# TASK DESCRIPTION
Look below. Copy each line that has "kind" in it.
==== RECORD SET ====
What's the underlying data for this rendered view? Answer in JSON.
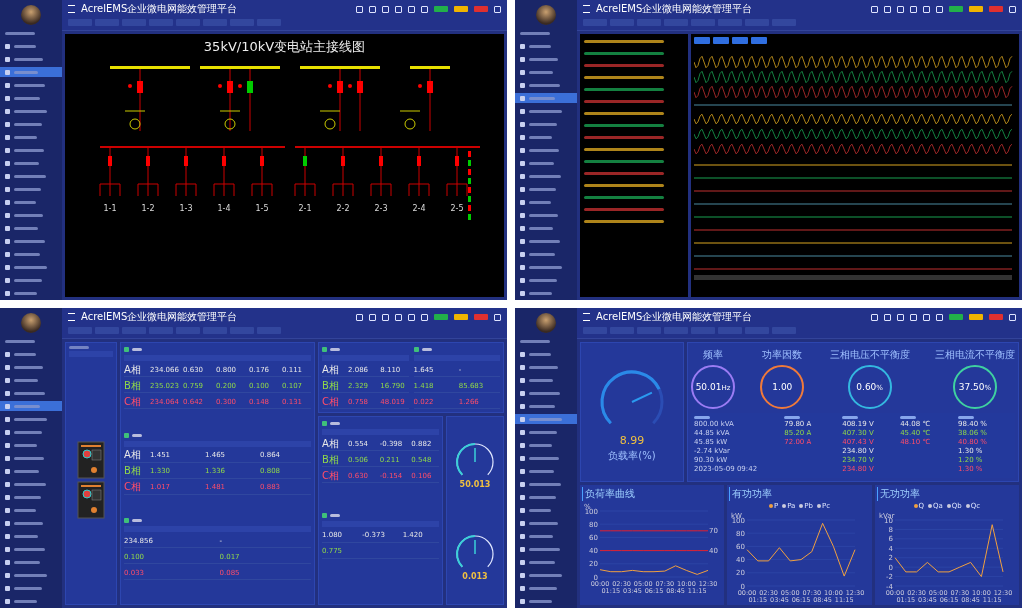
{
  "screens": [
    {
      "kind": "diagram",
      "title": "AcrelEMS企业微电网能效管理平台",
      "menu": [
        {
          "selected": false
        },
        {
          "selected": false
        },
        {
          "selected": true
        },
        {
          "selected": false
        },
        {
          "selected": false
        },
        {
          "selected": false
        }
      ],
      "diagram_title": "35kV/10kV变电站主接线图",
      "bays": [
        "1-1",
        "1-2",
        "1-3",
        "1-4",
        "1-5",
        "2-1",
        "2-2",
        "2-3",
        "2-4",
        "2-5"
      ]
    },
    {
      "kind": "waveform",
      "title": "AcrelEMS企业微电网能效管理平台",
      "menu": [
        {
          "selected": false
        },
        {
          "selected": false
        },
        {
          "selected": false
        },
        {
          "selected": false
        },
        {
          "selected": true
        },
        {
          "selected": false
        }
      ]
    },
    {
      "kind": "meter",
      "title": "AcrelEMS企业微电网能效管理平台",
      "menu": [
        {
          "selected": false
        },
        {
          "selected": false
        },
        {
          "selected": false
        },
        {
          "selected": false
        },
        {
          "selected": true
        },
        {
          "selected": false
        }
      ],
      "voltage_panel": {
        "tables": [
          {
            "rows": [
              {
                "phase": "A相",
                "values": [
                  "234.066",
                  "0.630",
                  "0.800",
                  "0.176",
                  "0.111"
                ]
              },
              {
                "phase": "B相",
                "values": [
                  "235.023",
                  "0.759",
                  "0.200",
                  "0.100",
                  "0.107"
                ]
              },
              {
                "phase": "C相",
                "values": [
                  "234.064",
                  "0.642",
                  "0.300",
                  "0.148",
                  "0.131"
                ]
              }
            ]
          },
          {
            "rows": [
              {
                "phase": "A相",
                "values": [
                  "1.451",
                  "1.465",
                  "0.864"
                ]
              },
              {
                "phase": "B相",
                "values": [
                  "1.330",
                  "1.336",
                  "0.808"
                ]
              },
              {
                "phase": "C相",
                "values": [
                  "1.017",
                  "1.481",
                  "0.883"
                ]
              }
            ]
          },
          {
            "rows": [
              {
                "values": [
                  "234.856",
                  "-"
                ]
              },
              {
                "values": [
                  "0.100",
                  "0.017"
                ]
              },
              {
                "values": [
                  "0.033",
                  "0.085"
                ]
              }
            ]
          }
        ]
      },
      "current_panel": {
        "tables": [
          {
            "rows": [
              {
                "phase": "A相",
                "values": [
                  "2.086",
                  "8.110"
                ]
              },
              {
                "phase": "B相",
                "values": [
                  "2.329",
                  "16.790"
                ]
              },
              {
                "phase": "C相",
                "values": [
                  "0.758",
                  "48.019"
                ]
              }
            ]
          },
          {
            "rows": [
              {
                "values": [
                  "1.645",
                  "-"
                ]
              },
              {
                "values": [
                  "1.418",
                  "85.683"
                ]
              },
              {
                "values": [
                  "0.022",
                  "1.266"
                ]
              }
            ]
          }
        ]
      },
      "power_panel": {
        "tables": [
          {
            "rows": [
              {
                "phase": "A相",
                "values": [
                  "0.554",
                  "-0.398",
                  "0.882"
                ]
              },
              {
                "phase": "B相",
                "values": [
                  "0.506",
                  "0.211",
                  "0.548"
                ]
              },
              {
                "phase": "C相",
                "values": [
                  "0.630",
                  "-0.154",
                  "0.106"
                ]
              }
            ]
          },
          {
            "rows": [
              {
                "values": [
                  "1.080",
                  "-0.373",
                  "1.420"
                ]
              },
              {
                "values": [
                  "0.775"
                ]
              }
            ]
          }
        ]
      },
      "gauges": [
        {
          "value": "50.013",
          "level": 0.5
        },
        {
          "value": "0.013",
          "level": 0.5
        }
      ]
    },
    {
      "kind": "dashboard",
      "title": "AcrelEMS企业微电网能效管理平台",
      "menu": [
        {
          "selected": false
        },
        {
          "selected": false
        },
        {
          "selected": false
        },
        {
          "selected": false
        },
        {
          "selected": false
        },
        {
          "selected": true
        }
      ],
      "main_gauge": {
        "value": "8.99",
        "label": "负载率(%)",
        "level": 0.74
      },
      "rings": [
        {
          "label": "频率",
          "value": "50.01",
          "unit": "Hz",
          "color": "#9b7cf4"
        },
        {
          "label": "功率因数",
          "value": "1.00",
          "color": "#f07a3a"
        },
        {
          "label": "三相电压不平衡度",
          "value": "0.60",
          "unit": "%",
          "color": "#34b8e0"
        },
        {
          "label": "三相电流不平衡度",
          "value": "37.50",
          "unit": "%",
          "color": "#3fd1a0"
        }
      ],
      "info_columns": [
        [
          "800.00 kVA",
          "44.85 kVA",
          "45.85 kW",
          "-2.74 kVar",
          "90.30 kW",
          "2023-05-09 09:42"
        ],
        [
          "79.80 A",
          "85.20 A",
          "72.00 A"
        ],
        [
          "408.19 V",
          "407.30 V",
          "407.43 V",
          "234.80 V",
          "234.70 V",
          "234.80 V"
        ],
        [
          "44.08 ℃",
          "45.40 ℃",
          "48.10 ℃"
        ],
        [
          "98.40 %",
          "38.06 %",
          "40.80 %",
          "1.30 %",
          "1.20 %",
          "1.30 %"
        ]
      ],
      "charts": [
        {
          "chart_data": {
            "type": "line",
            "title": "负荷率曲线",
            "ylabel": "%",
            "categories": [
              "00:00",
              "01:15",
              "02:30",
              "03:45",
              "05:00",
              "06:15",
              "07:30",
              "08:45",
              "10:00",
              "11:15",
              "12:30"
            ],
            "ylim": [
              0,
              100
            ],
            "yticks": [
              0,
              20,
              40,
              60,
              80,
              100
            ],
            "grid": true,
            "series": [
              {
                "color": "#f0a040",
                "values": [
                  11,
                  8,
                  8,
                  10,
                  8,
                  8,
                  9,
                  17,
                  10,
                  4,
                  10
                ]
              },
              {
                "color": "#e02030",
                "values": [
                  70,
                  70,
                  70,
                  70,
                  70,
                  70,
                  70,
                  70,
                  70,
                  70,
                  70
                ]
              },
              {
                "color": "#e02030",
                "values": [
                  40,
                  40,
                  40,
                  40,
                  40,
                  40,
                  40,
                  40,
                  40,
                  40,
                  40
                ]
              }
            ],
            "annotations": [
              {
                "text": "70",
                "x": "12:30",
                "y": 70
              },
              {
                "text": "40",
                "x": "12:30",
                "y": 40
              }
            ]
          }
        },
        {
          "legend": [
            "Pa",
            "Pb",
            "Pc"
          ],
          "chart_data": {
            "type": "line",
            "title": "有功功率",
            "ylabel": "kW",
            "categories": [
              "00:00",
              "01:15",
              "02:30",
              "03:45",
              "05:00",
              "06:15",
              "07:30",
              "08:45",
              "10:00",
              "11:15",
              "12:30"
            ],
            "ylim": [
              0,
              100
            ],
            "yticks": [
              0,
              20,
              40,
              60,
              80,
              100
            ],
            "grid": true,
            "series": [
              {
                "name": "P",
                "color": "#f0a040",
                "values": [
                  55,
                  38,
                  38,
                  58,
                  38,
                  40,
                  52,
                  95,
                  60,
                  15,
                  55
                ]
              }
            ]
          }
        },
        {
          "legend": [
            "Qa",
            "Qb",
            "Qc"
          ],
          "chart_data": {
            "type": "line",
            "title": "无功功率",
            "ylabel": "kVar",
            "categories": [
              "00:00",
              "01:15",
              "02:30",
              "03:45",
              "05:00",
              "06:15",
              "07:30",
              "08:45",
              "10:00",
              "11:15",
              "12:30"
            ],
            "ylim": [
              -4,
              10
            ],
            "yticks": [
              -4,
              -2,
              0,
              2,
              4,
              6,
              8,
              10
            ],
            "grid": true,
            "series": [
              {
                "name": "Q",
                "color": "#f0a040",
                "values": [
                  2,
                  -1,
                  -1,
                  1,
                  -1,
                  -1,
                  0,
                  1,
                  -2,
                  9,
                  -1
                ]
              }
            ]
          }
        }
      ]
    }
  ]
}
====
# OUTPUT OF THE EXERCISE
      "kind": "diagram",
      "kind": "waveform",
      "kind": "meter",
      "kind": "dashboard",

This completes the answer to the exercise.